━━━ Dataset rows ━━━
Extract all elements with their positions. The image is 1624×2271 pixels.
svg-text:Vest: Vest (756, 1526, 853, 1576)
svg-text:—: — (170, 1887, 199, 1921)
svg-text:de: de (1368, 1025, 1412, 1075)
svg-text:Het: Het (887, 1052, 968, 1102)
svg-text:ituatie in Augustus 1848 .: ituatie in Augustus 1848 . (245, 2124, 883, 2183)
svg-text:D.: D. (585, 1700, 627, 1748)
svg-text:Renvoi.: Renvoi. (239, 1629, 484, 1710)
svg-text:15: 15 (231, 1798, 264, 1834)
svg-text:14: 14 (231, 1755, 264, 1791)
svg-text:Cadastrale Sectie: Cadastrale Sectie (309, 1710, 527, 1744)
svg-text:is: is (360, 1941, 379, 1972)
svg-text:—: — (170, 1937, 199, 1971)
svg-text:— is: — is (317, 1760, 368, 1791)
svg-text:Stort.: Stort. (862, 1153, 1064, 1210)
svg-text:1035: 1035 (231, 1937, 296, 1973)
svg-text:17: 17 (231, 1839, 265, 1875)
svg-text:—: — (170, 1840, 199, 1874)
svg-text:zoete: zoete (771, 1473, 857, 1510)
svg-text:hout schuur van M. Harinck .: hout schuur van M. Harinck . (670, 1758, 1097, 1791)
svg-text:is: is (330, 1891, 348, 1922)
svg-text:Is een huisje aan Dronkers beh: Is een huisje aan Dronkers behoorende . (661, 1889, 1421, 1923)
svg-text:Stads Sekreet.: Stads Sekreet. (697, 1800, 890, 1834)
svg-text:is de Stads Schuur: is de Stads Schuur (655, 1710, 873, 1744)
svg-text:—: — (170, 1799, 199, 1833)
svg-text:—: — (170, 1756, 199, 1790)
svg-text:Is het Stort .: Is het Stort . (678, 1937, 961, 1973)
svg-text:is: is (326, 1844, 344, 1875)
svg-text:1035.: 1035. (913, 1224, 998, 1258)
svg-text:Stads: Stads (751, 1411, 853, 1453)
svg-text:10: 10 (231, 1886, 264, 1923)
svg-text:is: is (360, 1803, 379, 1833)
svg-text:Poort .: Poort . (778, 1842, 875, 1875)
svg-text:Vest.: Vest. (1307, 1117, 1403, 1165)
━━━
Render the material as a numbered list, from its first line through the line containing "svg-text:Het: Het (887, 1052, 968, 1102)", inclusive, leaving out any blank lines.

The result:
1. Extract all elements with their positions. The image is 1624×2271 pixels.
2. svg-text:Vest: Vest (756, 1526, 853, 1576)
3. svg-text:—: — (170, 1887, 199, 1921)
4. svg-text:de: de (1368, 1025, 1412, 1075)
5. svg-text:Het: Het (887, 1052, 968, 1102)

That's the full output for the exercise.